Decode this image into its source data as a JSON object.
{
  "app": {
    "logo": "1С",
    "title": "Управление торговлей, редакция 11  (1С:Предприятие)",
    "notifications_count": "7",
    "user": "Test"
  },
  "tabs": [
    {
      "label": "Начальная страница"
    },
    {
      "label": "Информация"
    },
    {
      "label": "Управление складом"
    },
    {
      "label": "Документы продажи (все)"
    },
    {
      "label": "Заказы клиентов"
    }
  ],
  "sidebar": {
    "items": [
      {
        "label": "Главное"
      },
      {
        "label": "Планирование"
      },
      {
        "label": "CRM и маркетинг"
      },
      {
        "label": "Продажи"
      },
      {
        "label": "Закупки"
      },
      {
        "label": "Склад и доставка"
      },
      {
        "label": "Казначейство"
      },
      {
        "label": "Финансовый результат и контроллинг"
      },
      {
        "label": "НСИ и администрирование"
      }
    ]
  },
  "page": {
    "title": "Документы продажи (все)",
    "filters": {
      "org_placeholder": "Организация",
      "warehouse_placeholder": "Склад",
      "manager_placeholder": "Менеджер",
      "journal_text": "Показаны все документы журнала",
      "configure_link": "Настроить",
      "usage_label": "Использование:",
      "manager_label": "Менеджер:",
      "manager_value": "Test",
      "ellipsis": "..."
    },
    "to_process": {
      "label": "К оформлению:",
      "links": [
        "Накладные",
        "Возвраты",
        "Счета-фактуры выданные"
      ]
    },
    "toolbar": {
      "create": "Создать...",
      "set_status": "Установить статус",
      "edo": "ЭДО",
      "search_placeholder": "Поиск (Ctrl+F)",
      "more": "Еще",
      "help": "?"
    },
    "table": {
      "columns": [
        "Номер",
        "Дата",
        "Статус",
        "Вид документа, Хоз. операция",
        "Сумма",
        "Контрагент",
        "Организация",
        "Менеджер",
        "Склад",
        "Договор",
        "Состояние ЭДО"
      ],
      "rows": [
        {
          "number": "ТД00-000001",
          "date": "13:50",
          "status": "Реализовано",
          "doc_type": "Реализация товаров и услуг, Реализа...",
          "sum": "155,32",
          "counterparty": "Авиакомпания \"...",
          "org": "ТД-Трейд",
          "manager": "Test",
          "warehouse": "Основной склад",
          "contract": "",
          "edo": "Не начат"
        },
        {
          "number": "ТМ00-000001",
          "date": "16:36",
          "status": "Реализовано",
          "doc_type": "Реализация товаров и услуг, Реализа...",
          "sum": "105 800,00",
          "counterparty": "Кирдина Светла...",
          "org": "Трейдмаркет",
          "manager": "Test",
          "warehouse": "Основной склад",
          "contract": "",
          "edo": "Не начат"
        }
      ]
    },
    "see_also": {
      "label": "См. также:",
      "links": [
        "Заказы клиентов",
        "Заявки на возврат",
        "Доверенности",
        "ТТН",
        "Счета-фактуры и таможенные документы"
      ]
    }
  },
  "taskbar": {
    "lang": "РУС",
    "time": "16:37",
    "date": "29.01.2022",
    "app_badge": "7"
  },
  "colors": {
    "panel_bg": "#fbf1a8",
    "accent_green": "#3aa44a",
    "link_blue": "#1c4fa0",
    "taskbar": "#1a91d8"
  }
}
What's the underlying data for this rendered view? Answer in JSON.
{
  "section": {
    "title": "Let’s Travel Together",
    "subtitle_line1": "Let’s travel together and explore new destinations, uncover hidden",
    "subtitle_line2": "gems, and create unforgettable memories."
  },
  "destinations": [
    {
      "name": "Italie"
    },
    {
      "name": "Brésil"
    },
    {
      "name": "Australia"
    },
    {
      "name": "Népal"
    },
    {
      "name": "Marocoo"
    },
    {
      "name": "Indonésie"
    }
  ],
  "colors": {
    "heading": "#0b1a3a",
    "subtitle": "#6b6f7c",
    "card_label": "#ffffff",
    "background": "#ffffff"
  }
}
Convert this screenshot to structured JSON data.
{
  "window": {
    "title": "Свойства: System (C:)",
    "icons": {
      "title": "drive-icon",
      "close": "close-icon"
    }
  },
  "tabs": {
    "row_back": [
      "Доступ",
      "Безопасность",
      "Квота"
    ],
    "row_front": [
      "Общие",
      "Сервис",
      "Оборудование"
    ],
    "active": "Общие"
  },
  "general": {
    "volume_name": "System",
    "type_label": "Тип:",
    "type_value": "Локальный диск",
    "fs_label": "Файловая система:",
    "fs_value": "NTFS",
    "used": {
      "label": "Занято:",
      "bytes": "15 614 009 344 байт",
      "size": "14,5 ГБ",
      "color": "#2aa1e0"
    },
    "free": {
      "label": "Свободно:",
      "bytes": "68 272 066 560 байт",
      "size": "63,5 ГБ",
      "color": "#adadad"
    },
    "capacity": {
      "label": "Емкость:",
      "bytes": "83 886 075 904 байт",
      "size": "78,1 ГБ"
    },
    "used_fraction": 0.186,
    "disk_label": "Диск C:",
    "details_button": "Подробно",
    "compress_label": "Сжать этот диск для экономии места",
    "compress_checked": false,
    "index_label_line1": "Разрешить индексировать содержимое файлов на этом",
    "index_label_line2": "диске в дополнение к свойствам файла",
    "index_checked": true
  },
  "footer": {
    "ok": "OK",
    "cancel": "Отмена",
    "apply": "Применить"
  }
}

========

> GIVEN REQUEST
The records above need to be transcribed in full. Keep every character unchanged.

> COMPLETED EXERCISE
Decode this image into its source data as a JSON object.
{
  "app": {
    "logo": "1С",
    "title": "Управление торговлей, редакция 11  (1С:Предприятие)",
    "notifications_count": "7",
    "user": "Test"
  },
  "tabs": [
    {
      "label": "Начальная страница"
    },
    {
      "label": "Информация"
    },
    {
      "label": "Управление складом"
    },
    {
      "label": "Документы продажи (все)"
    },
    {
      "label": "Заказы клиентов"
    }
  ],
  "sidebar": {
    "items": [
      {
        "label": "Главное"
      },
      {
        "label": "Планирование"
      },
      {
        "label": "CRM и маркетинг"
      },
      {
        "label": "Продажи"
      },
      {
        "label": "Закупки"
      },
      {
        "label": "Склад и доставка"
      },
      {
        "label": "Казначейство"
      },
      {
        "label": "Финансовый результат и контроллинг"
      },
      {
        "label": "НСИ и администрирование"
      }
    ]
  },
  "page": {
    "title": "Документы продажи (все)",
    "filters": {
      "org_placeholder": "Организация",
      "warehouse_placeholder": "Склад",
      "manager_placeholder": "Менеджер",
      "journal_text": "Показаны все документы журнала",
      "configure_link": "Настроить",
      "usage_label": "Использование:",
      "manager_label": "Менеджер:",
      "manager_value": "Test",
      "ellipsis": "..."
    },
    "to_process": {
      "label": "К оформлению:",
      "links": [
        "Накладные",
        "Возвраты",
        "Счета-фактуры выданные"
      ]
    },
    "toolbar": {
      "create": "Создать...",
      "set_status": "Установить статус",
      "edo": "ЭДО",
      "search_placeholder": "Поиск (Ctrl+F)",
      "more": "Еще",
      "help": "?"
    },
    "table": {
      "columns": [
        "Номер",
        "Дата",
        "Статус",
        "Вид документа, Хоз. операция",
        "Сумма",
        "Контрагент",
        "Организация",
        "Менеджер",
        "Склад",
        "Договор",
        "Состояние ЭДО"
      ],
      "rows": [
        {
          "number": "ТД00-000001",
          "date": "13:50",
          "status": "Реализовано",
          "doc_type": "Реализация товаров и услуг, Реализа...",
          "sum": "155,32",
          "counterparty": "Авиакомпания \"...",
          "org": "ТД-Трейд",
          "manager": "Test",
          "warehouse": "Основной склад",
          "contract": "",
          "edo": "Не начат"
        },
        {
          "number": "ТМ00-000001",
          "date": "16:36",
          "status": "Реализовано",
          "doc_type": "Реализация товаров и услуг, Реализа...",
          "sum": "105 800,00",
          "counterparty": "Кирдина Светла...",
          "org": "Трейдмаркет",
          "manager": "Test",
          "warehouse": "Основной склад",
          "contract": "",
          "edo": "Не начат"
        }
      ]
    },
    "see_also": {
      "label": "См. также:",
      "links": [
        "Заказы клиентов",
        "Заявки на возврат",
        "Доверенности",
        "ТТН",
        "Счета-фактуры и таможенные документы"
      ]
    }
  },
  "taskbar": {
    "lang": "РУС",
    "time": "16:37",
    "date": "29.01.2022",
    "app_badge": "7"
  },
  "colors": {
    "panel_bg": "#fbf1a8",
    "accent_green": "#3aa44a",
    "link_blue": "#1c4fa0",
    "taskbar": "#1a91d8"
  }
}
What's the underlying data for this rendered view? Answer in JSON.
{
  "section": {
    "title": "Let’s Travel Together",
    "subtitle_line1": "Let’s travel together and explore new destinations, uncover hidden",
    "subtitle_line2": "gems, and create unforgettable memories."
  },
  "destinations": [
    {
      "name": "Italie"
    },
    {
      "name": "Brésil"
    },
    {
      "name": "Australia"
    },
    {
      "name": "Népal"
    },
    {
      "name": "Marocoo"
    },
    {
      "name": "Indonésie"
    }
  ],
  "colors": {
    "heading": "#0b1a3a",
    "subtitle": "#6b6f7c",
    "card_label": "#ffffff",
    "background": "#ffffff"
  }
}
Convert this screenshot to structured JSON data.
{
  "window": {
    "title": "Свойства: System (C:)",
    "icons": {
      "title": "drive-icon",
      "close": "close-icon"
    }
  },
  "tabs": {
    "row_back": [
      "Доступ",
      "Безопасность",
      "Квота"
    ],
    "row_front": [
      "Общие",
      "Сервис",
      "Оборудование"
    ],
    "active": "Общие"
  },
  "general": {
    "volume_name": "System",
    "type_label": "Тип:",
    "type_value": "Локальный диск",
    "fs_label": "Файловая система:",
    "fs_value": "NTFS",
    "used": {
      "label": "Занято:",
      "bytes": "15 614 009 344 байт",
      "size": "14,5 ГБ",
      "color": "#2aa1e0"
    },
    "free": {
      "label": "Свободно:",
      "bytes": "68 272 066 560 байт",
      "size": "63,5 ГБ",
      "color": "#adadad"
    },
    "capacity": {
      "label": "Емкость:",
      "bytes": "83 886 075 904 байт",
      "size": "78,1 ГБ"
    },
    "used_fraction": 0.186,
    "disk_label": "Диск C:",
    "details_button": "Подробно",
    "compress_label": "Сжать этот диск для экономии места",
    "compress_checked": false,
    "index_label_line1": "Разрешить индексировать содержимое файлов на этом",
    "index_label_line2": "диске в дополнение к свойствам файла",
    "index_checked": true
  },
  "footer": {
    "ok": "OK",
    "cancel": "Отмена",
    "apply": "Применить"
  }
}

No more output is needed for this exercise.